## PROBLEM STATEMENT
Reproduce every one of the following rows verbatim, keeping each character, number, and line in its original order.

## MATERIAL FOR THIS EXERCISE
***

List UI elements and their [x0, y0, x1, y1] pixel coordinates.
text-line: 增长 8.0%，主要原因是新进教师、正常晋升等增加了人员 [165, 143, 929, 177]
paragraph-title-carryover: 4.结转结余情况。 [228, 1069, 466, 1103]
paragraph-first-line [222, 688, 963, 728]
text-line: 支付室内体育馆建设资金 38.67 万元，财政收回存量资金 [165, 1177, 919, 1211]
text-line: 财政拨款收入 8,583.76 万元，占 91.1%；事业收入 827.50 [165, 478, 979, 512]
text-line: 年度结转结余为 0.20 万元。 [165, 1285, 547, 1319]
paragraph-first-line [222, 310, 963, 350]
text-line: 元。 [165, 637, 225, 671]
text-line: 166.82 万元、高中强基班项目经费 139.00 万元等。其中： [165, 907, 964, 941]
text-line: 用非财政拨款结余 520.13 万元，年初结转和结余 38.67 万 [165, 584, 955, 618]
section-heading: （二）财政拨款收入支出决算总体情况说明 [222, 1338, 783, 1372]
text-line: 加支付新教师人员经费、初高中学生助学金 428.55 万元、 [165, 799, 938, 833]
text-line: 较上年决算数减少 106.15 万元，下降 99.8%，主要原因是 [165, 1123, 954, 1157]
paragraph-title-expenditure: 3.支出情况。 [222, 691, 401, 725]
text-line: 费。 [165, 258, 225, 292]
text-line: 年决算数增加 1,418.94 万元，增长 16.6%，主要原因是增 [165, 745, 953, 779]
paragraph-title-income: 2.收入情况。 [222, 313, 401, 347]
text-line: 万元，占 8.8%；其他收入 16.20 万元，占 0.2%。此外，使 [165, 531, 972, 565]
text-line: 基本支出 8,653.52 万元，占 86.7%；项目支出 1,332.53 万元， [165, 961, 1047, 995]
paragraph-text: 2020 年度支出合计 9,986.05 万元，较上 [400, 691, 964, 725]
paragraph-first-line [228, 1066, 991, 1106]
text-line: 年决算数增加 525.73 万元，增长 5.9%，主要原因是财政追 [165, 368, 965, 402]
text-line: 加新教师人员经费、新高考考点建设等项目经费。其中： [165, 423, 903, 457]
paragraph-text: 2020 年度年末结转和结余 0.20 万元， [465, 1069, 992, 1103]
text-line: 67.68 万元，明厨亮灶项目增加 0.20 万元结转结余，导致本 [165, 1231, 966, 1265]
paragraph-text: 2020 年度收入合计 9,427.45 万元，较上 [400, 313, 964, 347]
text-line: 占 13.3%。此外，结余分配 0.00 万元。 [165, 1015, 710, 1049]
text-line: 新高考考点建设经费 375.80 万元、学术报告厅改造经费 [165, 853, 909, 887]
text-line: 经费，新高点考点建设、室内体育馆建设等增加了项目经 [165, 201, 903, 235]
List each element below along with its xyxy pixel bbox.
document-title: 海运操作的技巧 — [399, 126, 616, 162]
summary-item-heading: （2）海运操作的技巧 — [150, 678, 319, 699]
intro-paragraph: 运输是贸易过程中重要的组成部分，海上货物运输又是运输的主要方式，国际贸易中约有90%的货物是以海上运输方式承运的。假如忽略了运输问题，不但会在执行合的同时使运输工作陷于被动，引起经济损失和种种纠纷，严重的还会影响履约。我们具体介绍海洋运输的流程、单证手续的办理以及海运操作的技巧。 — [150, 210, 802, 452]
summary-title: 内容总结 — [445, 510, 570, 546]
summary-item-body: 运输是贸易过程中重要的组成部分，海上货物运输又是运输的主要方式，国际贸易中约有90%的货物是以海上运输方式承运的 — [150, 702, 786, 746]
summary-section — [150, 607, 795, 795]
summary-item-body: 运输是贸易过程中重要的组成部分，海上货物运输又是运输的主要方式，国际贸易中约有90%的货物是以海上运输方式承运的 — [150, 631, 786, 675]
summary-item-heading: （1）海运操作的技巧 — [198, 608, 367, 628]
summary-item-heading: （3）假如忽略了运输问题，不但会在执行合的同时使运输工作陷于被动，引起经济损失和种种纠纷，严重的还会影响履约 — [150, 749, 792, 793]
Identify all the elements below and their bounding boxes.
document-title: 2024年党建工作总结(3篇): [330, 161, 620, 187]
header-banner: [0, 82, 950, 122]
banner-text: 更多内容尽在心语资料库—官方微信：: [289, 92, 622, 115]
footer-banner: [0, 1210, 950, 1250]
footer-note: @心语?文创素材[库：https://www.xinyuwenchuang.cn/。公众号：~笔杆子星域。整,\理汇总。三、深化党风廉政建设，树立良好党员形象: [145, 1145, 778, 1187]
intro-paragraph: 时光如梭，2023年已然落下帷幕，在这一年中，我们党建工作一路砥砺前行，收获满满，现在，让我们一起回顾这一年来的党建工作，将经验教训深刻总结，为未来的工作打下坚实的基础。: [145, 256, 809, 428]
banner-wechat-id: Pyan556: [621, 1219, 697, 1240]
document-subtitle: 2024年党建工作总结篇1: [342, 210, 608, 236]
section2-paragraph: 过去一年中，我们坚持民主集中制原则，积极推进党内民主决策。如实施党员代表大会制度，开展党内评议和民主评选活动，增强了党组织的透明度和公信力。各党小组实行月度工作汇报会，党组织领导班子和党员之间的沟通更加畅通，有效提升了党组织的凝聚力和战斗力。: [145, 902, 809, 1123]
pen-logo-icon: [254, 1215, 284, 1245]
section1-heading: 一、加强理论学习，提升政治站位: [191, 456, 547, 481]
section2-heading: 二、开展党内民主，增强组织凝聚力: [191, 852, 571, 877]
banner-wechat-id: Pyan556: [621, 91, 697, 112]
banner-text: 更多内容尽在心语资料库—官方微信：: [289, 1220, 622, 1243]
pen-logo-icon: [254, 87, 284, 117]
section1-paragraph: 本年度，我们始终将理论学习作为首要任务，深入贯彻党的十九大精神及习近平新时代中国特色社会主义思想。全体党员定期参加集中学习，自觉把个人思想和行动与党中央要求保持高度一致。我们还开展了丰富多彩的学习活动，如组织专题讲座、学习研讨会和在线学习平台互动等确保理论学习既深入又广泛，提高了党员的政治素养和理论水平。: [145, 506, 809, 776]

***

## SOLUTION
List UI elements and their [x0, y0, x1, y1] pixel coordinates.
text-line: 增长 8.0%，主要原因是新进教师、正常晋升等增加了人员 [165, 143, 929, 177]
paragraph-title-carryover: 4.结转结余情况。 [228, 1069, 466, 1103]
paragraph-first-line [222, 688, 963, 728]
text-line: 支付室内体育馆建设资金 38.67 万元，财政收回存量资金 [165, 1177, 919, 1211]
text-line: 财政拨款收入 8,583.76 万元，占 91.1%；事业收入 827.50 [165, 478, 979, 512]
text-line: 年度结转结余为 0.20 万元。 [165, 1285, 547, 1319]
paragraph-first-line [222, 310, 963, 350]
text-line: 元。 [165, 637, 225, 671]
text-line: 166.82 万元、高中强基班项目经费 139.00 万元等。其中： [165, 907, 964, 941]
text-line: 用非财政拨款结余 520.13 万元，年初结转和结余 38.67 万 [165, 584, 955, 618]
section-heading: （二）财政拨款收入支出决算总体情况说明 [222, 1338, 783, 1372]
text-line: 加支付新教师人员经费、初高中学生助学金 428.55 万元、 [165, 799, 938, 833]
text-line: 较上年决算数减少 106.15 万元，下降 99.8%，主要原因是 [165, 1123, 954, 1157]
paragraph-title-expenditure: 3.支出情况。 [222, 691, 401, 725]
text-line: 费。 [165, 258, 225, 292]
text-line: 年决算数增加 1,418.94 万元，增长 16.6%，主要原因是增 [165, 745, 953, 779]
paragraph-title-income: 2.收入情况。 [222, 313, 401, 347]
text-line: 万元，占 8.8%；其他收入 16.20 万元，占 0.2%。此外，使 [165, 531, 972, 565]
text-line: 基本支出 8,653.52 万元，占 86.7%；项目支出 1,332.53 万元， [165, 961, 1047, 995]
paragraph-text: 2020 年度支出合计 9,986.05 万元，较上 [400, 691, 964, 725]
paragraph-first-line [228, 1066, 991, 1106]
text-line: 年决算数增加 525.73 万元，增长 5.9%，主要原因是财政追 [165, 368, 965, 402]
text-line: 加新教师人员经费、新高考考点建设等项目经费。其中： [165, 423, 903, 457]
paragraph-text: 2020 年度年末结转和结余 0.20 万元， [465, 1069, 992, 1103]
text-line: 67.68 万元，明厨亮灶项目增加 0.20 万元结转结余，导致本 [165, 1231, 966, 1265]
paragraph-text: 2020 年度收入合计 9,427.45 万元，较上 [400, 313, 964, 347]
text-line: 占 13.3%。此外，结余分配 0.00 万元。 [165, 1015, 710, 1049]
text-line: 新高考考点建设经费 375.80 万元、学术报告厅改造经费 [165, 853, 909, 887]
text-line: 经费，新高点考点建设、室内体育馆建设等增加了项目经 [165, 201, 903, 235]
List each element below along with its xyxy pixel bbox.
document-title: 海运操作的技巧 — [399, 126, 616, 162]
summary-item-heading: （2）海运操作的技巧 — [150, 678, 319, 699]
intro-paragraph: 运输是贸易过程中重要的组成部分，海上货物运输又是运输的主要方式，国际贸易中约有90%的货物是以海上运输方式承运的。假如忽略了运输问题，不但会在执行合的同时使运输工作陷于被动，引起经济损失和种种纠纷，严重的还会影响履约。我们具体介绍海洋运输的流程、单证手续的办理以及海运操作的技巧。 — [150, 210, 802, 452]
summary-title: 内容总结 — [445, 510, 570, 546]
summary-item-body: 运输是贸易过程中重要的组成部分，海上货物运输又是运输的主要方式，国际贸易中约有90%的货物是以海上运输方式承运的 — [150, 702, 786, 746]
summary-section — [150, 607, 795, 795]
summary-item-body: 运输是贸易过程中重要的组成部分，海上货物运输又是运输的主要方式，国际贸易中约有90%的货物是以海上运输方式承运的 — [150, 631, 786, 675]
summary-item-heading: （1）海运操作的技巧 — [198, 608, 367, 628]
summary-item-heading: （3）假如忽略了运输问题，不但会在执行合的同时使运输工作陷于被动，引起经济损失和种种纠纷，严重的还会影响履约 — [150, 749, 792, 793]
Identify all the elements below and their bounding boxes.
document-title: 2024年党建工作总结(3篇): [330, 161, 620, 187]
header-banner: [0, 82, 950, 122]
banner-text: 更多内容尽在心语资料库—官方微信：: [289, 92, 622, 115]
footer-banner: [0, 1210, 950, 1250]
footer-note: @心语?文创素材[库：https://www.xinyuwenchuang.cn/。公众号：~笔杆子星域。整,\理汇总。三、深化党风廉政建设，树立良好党员形象: [145, 1145, 778, 1187]
intro-paragraph: 时光如梭，2023年已然落下帷幕，在这一年中，我们党建工作一路砥砺前行，收获满满，现在，让我们一起回顾这一年来的党建工作，将经验教训深刻总结，为未来的工作打下坚实的基础。: [145, 256, 809, 428]
banner-wechat-id: Pyan556: [621, 1219, 697, 1240]
document-subtitle: 2024年党建工作总结篇1: [342, 210, 608, 236]
section2-paragraph: 过去一年中，我们坚持民主集中制原则，积极推进党内民主决策。如实施党员代表大会制度，开展党内评议和民主评选活动，增强了党组织的透明度和公信力。各党小组实行月度工作汇报会，党组织领导班子和党员之间的沟通更加畅通，有效提升了党组织的凝聚力和战斗力。: [145, 902, 809, 1123]
pen-logo-icon: [254, 1215, 284, 1245]
section1-heading: 一、加强理论学习，提升政治站位: [191, 456, 547, 481]
section2-heading: 二、开展党内民主，增强组织凝聚力: [191, 852, 571, 877]
banner-wechat-id: Pyan556: [621, 91, 697, 112]
banner-text: 更多内容尽在心语资料库—官方微信：: [289, 1220, 622, 1243]
pen-logo-icon: [254, 87, 284, 117]
section1-paragraph: 本年度，我们始终将理论学习作为首要任务，深入贯彻党的十九大精神及习近平新时代中国特色社会主义思想。全体党员定期参加集中学习，自觉把个人思想和行动与党中央要求保持高度一致。我们还开展了丰富多彩的学习活动，如组织专题讲座、学习研讨会和在线学习平台互动等确保理论学习既深入又广泛，提高了党员的政治素养和理论水平。: [145, 506, 809, 776]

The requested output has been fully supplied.